STATED TASK:
Identify the lines that contain the string "Дмитрий", then copy each of them.

RECORDS SHOWN:
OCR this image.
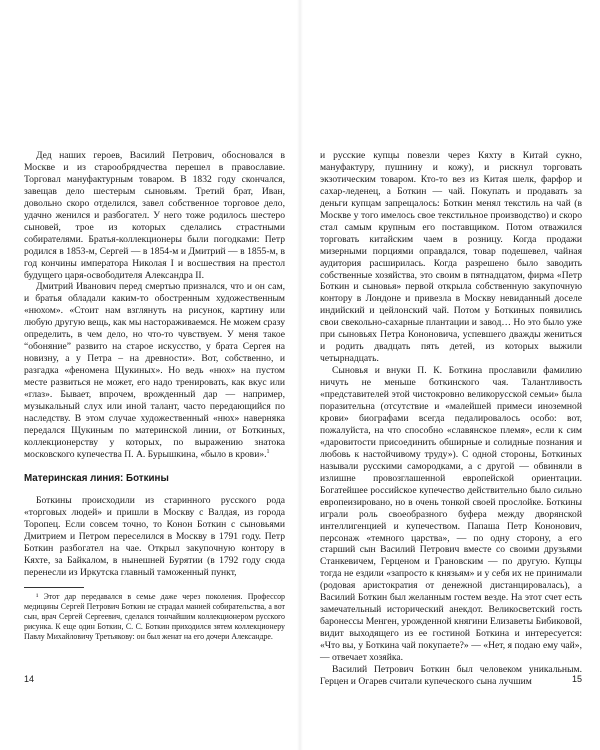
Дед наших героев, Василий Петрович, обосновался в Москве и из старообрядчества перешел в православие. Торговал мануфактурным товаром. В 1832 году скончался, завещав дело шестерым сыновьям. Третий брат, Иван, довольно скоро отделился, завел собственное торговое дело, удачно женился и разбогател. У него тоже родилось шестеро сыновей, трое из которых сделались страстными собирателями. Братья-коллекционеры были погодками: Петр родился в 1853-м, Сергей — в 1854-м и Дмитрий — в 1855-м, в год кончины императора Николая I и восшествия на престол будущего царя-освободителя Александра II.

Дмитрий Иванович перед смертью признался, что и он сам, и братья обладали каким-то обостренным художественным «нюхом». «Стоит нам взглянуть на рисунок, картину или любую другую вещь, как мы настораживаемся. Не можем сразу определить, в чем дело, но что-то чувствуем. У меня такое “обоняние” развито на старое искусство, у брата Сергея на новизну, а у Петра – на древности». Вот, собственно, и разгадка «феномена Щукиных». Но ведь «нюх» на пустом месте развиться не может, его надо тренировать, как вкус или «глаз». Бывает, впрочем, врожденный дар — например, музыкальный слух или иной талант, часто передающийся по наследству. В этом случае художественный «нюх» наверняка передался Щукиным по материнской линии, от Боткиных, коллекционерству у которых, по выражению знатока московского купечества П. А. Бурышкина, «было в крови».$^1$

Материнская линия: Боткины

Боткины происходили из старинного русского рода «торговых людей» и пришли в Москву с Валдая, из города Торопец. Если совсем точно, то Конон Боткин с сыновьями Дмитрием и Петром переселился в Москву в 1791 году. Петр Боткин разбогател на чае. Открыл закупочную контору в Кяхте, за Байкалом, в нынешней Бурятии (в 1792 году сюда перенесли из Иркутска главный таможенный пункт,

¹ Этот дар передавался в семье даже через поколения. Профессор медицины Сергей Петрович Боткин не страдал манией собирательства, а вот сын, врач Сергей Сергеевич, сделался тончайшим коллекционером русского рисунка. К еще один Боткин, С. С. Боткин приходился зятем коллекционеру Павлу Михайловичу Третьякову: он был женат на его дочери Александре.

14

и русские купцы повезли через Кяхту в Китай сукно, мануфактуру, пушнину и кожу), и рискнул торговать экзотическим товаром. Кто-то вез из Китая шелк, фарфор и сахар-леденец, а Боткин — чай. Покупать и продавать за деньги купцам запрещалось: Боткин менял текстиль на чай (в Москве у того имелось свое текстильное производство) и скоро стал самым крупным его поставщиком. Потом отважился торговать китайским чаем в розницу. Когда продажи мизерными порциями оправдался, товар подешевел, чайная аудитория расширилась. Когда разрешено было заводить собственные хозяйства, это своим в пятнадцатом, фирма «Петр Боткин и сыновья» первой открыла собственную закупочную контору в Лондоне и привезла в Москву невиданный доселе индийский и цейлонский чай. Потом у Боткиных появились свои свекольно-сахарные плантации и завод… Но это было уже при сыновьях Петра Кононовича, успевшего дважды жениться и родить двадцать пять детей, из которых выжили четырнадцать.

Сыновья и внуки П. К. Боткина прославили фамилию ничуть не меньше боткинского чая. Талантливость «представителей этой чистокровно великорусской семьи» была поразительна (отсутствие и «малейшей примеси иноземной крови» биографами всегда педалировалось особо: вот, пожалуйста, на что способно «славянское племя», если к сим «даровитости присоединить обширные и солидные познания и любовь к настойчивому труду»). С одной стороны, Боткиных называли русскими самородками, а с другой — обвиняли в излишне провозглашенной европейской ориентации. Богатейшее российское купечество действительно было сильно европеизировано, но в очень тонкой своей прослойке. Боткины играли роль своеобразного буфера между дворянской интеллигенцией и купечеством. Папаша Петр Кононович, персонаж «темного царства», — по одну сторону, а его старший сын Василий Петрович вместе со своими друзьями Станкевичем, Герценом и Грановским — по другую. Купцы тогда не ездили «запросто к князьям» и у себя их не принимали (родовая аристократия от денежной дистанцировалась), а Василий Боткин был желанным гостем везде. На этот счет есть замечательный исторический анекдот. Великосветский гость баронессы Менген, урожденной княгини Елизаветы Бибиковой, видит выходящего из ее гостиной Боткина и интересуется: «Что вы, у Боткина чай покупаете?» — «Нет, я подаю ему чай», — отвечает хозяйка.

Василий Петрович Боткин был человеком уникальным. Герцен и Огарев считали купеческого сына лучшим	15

EXPECTED ANSWER:
Дед наших героев, Василий Петрович, обосновался в Москве и из старообрядчества перешел в православие. Торговал мануфактурным товаром. В 1832 году скончался, завещав дело шестерым сыновьям. Третий брат, Иван, довольно скоро отделился, завел собственное торговое дело, удачно женился и разбогател. У него тоже родилось шестеро сыновей, трое из которых сделались страстными собирателями. Братья-коллекционеры были погодками: Петр родился в 1853-м, Сергей — в 1854-м и Дмитрий — в 1855-м, в год кончины императора Николая I и восшествия на престол будущего царя-освободителя Александра II.
Дмитрий Иванович перед смертью признался, что и он сам, и братья обладали каким-то обостренным художественным «нюхом». «Стоит нам взглянуть на рисунок, картину или любую другую вещь, как мы настораживаемся. Не можем сразу определить, в чем дело, но что-то чувствуем. У меня такое “обоняние” развито на старое искусство, у брата Сергея на новизну, а у Петра – на древности». Вот, собственно, и разгадка «феномена Щукиных». Но ведь «нюх» на пустом месте развиться не может, его надо тренировать, как вкус или «глаз». Бывает, впрочем, врожденный дар — например, музыкальный слух или иной талант, часто передающийся по наследству. В этом случае художественный «нюх» наверняка передался Щукиным по материнской линии, от Боткиных, коллекционерству у которых, по выражению знатока московского купечества П. А. Бурышкина, «было в крови».$^1$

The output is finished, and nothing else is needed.